START Data extracts
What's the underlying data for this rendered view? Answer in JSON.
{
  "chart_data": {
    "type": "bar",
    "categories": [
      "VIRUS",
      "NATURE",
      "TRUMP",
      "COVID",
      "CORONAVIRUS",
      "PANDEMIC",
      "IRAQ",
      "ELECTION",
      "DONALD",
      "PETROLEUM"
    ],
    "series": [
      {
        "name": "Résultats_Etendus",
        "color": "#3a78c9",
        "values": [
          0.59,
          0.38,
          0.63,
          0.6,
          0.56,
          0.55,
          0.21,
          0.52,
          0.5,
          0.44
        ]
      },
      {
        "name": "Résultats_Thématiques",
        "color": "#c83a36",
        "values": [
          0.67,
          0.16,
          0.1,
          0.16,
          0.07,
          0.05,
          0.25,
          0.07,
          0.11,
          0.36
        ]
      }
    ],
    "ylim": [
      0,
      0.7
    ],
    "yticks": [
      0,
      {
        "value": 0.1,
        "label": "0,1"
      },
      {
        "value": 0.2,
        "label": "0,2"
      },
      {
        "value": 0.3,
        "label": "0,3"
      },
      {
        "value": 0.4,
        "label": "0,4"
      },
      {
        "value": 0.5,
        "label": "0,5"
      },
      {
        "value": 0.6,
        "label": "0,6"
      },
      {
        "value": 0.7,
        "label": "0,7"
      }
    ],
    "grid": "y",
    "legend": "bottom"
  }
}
END Data extracts
Your instructions:
Copy the whole listing above once more, character for character.

Answer area:
What's the underlying data for this rendered view? Answer in JSON.
{
  "chart_data": {
    "type": "bar",
    "categories": [
      "VIRUS",
      "NATURE",
      "TRUMP",
      "COVID",
      "CORONAVIRUS",
      "PANDEMIC",
      "IRAQ",
      "ELECTION",
      "DONALD",
      "PETROLEUM"
    ],
    "series": [
      {
        "name": "Résultats_Etendus",
        "color": "#3a78c9",
        "values": [
          0.59,
          0.38,
          0.63,
          0.6,
          0.56,
          0.55,
          0.21,
          0.52,
          0.5,
          0.44
        ]
      },
      {
        "name": "Résultats_Thématiques",
        "color": "#c83a36",
        "values": [
          0.67,
          0.16,
          0.1,
          0.16,
          0.07,
          0.05,
          0.25,
          0.07,
          0.11,
          0.36
        ]
      }
    ],
    "ylim": [
      0,
      0.7
    ],
    "yticks": [
      0,
      {
        "value": 0.1,
        "label": "0,1"
      },
      {
        "value": 0.2,
        "label": "0,2"
      },
      {
        "value": 0.3,
        "label": "0,3"
      },
      {
        "value": 0.4,
        "label": "0,4"
      },
      {
        "value": 0.5,
        "label": "0,5"
      },
      {
        "value": 0.6,
        "label": "0,6"
      },
      {
        "value": 0.7,
        "label": "0,7"
      }
    ],
    "grid": "y",
    "legend": "bottom"
  }
}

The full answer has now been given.